#### [Short problem]
Find all lines in the listing that include the word "color", then copy them.

#### [Extracted records]
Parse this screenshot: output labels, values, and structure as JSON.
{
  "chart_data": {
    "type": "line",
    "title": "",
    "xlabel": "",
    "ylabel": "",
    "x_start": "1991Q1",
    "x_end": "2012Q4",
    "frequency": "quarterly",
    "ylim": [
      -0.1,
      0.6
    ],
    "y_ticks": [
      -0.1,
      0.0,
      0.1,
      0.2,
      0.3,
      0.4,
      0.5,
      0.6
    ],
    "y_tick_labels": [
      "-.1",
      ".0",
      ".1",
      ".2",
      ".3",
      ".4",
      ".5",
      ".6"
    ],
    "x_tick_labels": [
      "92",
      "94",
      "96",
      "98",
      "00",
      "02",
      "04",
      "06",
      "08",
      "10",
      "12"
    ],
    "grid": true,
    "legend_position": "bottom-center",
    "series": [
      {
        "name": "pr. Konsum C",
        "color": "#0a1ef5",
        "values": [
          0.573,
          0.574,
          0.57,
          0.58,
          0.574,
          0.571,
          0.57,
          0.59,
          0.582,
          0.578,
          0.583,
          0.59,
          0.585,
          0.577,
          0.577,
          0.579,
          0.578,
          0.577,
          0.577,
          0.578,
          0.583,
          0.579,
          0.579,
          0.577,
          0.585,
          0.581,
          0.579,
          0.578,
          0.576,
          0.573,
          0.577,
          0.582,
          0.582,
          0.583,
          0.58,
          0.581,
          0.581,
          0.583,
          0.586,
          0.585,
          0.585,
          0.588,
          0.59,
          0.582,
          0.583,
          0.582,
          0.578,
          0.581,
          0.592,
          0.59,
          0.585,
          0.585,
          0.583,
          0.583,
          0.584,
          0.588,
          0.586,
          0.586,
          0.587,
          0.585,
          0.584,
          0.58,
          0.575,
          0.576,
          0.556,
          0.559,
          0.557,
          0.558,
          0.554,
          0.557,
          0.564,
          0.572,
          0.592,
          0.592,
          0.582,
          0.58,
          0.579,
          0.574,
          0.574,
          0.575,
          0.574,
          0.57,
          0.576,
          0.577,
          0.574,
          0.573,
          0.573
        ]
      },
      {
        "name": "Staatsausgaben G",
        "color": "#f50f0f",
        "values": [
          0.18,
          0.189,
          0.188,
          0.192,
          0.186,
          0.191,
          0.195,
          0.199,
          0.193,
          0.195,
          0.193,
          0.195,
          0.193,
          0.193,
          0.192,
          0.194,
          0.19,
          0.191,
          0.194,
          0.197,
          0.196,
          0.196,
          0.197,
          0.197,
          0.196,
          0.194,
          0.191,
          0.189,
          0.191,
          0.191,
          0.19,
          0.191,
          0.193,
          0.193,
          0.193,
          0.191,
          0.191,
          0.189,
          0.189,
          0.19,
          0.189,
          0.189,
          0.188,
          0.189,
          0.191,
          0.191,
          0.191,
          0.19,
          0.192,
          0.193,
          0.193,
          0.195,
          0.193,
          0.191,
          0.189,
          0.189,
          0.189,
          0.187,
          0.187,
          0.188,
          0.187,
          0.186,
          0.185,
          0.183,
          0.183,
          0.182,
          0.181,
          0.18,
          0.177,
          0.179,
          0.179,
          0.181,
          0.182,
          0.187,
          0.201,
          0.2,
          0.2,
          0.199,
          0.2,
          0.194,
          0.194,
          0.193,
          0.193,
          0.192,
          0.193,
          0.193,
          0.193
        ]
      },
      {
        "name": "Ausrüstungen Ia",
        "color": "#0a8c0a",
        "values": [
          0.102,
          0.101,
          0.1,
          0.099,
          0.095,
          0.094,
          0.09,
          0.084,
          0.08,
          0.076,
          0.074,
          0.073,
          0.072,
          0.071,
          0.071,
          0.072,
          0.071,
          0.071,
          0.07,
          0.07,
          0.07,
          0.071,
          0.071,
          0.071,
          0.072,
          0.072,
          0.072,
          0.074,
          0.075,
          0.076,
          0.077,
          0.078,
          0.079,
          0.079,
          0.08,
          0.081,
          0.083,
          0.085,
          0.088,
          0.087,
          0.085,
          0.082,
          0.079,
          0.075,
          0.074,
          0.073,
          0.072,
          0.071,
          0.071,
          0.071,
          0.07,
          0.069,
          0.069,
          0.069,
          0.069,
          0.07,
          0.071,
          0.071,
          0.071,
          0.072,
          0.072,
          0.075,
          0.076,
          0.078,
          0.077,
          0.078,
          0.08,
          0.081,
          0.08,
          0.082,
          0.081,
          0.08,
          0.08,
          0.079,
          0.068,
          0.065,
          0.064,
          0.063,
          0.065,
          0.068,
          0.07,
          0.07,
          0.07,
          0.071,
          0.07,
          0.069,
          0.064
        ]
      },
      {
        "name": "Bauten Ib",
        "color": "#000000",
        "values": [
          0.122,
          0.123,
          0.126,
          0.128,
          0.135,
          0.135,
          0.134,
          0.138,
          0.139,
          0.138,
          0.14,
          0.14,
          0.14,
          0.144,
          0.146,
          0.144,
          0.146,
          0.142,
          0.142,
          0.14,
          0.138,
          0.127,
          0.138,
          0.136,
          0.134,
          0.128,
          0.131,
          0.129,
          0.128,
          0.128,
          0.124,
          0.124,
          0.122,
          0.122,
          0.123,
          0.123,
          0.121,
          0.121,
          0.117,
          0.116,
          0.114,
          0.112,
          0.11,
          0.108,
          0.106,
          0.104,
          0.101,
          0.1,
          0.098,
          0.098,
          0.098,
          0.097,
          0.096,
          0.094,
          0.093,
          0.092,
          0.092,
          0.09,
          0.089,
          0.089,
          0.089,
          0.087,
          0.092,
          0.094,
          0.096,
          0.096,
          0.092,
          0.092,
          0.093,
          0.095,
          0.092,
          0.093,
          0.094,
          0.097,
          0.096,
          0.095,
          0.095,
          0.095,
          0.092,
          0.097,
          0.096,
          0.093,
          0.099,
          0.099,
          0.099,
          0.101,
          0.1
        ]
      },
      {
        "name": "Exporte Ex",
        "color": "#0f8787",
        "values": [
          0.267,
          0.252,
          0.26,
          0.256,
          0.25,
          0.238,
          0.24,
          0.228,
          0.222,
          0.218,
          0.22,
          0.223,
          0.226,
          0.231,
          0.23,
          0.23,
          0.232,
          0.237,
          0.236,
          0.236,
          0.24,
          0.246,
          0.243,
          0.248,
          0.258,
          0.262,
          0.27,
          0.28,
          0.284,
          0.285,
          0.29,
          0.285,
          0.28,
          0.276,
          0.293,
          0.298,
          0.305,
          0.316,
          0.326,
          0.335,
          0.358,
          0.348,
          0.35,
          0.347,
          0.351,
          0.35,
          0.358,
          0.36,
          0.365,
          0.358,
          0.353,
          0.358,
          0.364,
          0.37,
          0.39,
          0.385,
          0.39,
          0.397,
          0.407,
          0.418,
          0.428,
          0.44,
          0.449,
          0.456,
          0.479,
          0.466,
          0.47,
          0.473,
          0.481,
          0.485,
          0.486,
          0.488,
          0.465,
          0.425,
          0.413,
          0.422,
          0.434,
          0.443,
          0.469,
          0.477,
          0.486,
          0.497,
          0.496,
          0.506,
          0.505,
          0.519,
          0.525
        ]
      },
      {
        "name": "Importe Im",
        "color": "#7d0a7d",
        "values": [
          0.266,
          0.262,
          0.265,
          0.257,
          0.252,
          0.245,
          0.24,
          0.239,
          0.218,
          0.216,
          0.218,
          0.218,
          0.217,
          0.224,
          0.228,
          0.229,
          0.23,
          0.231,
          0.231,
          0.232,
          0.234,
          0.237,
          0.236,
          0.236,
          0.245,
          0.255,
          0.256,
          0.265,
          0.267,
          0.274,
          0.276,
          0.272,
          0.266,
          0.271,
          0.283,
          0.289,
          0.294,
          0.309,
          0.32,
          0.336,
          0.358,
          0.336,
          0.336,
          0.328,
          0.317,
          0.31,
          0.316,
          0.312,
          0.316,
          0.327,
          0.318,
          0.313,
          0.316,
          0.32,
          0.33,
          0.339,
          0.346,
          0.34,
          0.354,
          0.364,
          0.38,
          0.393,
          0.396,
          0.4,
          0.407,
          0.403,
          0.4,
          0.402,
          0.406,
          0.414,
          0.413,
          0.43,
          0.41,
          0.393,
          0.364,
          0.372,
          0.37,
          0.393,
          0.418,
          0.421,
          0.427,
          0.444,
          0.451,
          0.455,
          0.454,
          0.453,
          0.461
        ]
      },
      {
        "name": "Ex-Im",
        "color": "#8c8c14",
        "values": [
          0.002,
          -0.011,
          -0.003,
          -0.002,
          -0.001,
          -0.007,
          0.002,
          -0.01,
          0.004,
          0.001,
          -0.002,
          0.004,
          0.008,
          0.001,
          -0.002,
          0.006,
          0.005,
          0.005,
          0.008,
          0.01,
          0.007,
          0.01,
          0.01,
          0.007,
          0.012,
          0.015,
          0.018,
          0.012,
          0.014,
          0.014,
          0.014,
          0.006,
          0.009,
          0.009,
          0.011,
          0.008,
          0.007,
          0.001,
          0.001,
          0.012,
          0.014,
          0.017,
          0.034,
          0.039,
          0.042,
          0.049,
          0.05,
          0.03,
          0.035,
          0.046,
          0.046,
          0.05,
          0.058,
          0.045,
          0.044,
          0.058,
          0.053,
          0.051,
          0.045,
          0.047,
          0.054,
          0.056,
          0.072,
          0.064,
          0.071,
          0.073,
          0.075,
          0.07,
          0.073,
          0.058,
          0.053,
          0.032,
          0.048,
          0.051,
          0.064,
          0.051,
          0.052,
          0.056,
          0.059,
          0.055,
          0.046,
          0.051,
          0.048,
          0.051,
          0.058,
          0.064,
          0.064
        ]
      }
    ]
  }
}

#### [Exercise result]
        "color": "#0a1ef5",
        "color": "#f50f0f",
        "color": "#0a8c0a",
        "color": "#000000",
        "color": "#0f8787",
        "color": "#7d0a7d",
        "color": "#8c8c14",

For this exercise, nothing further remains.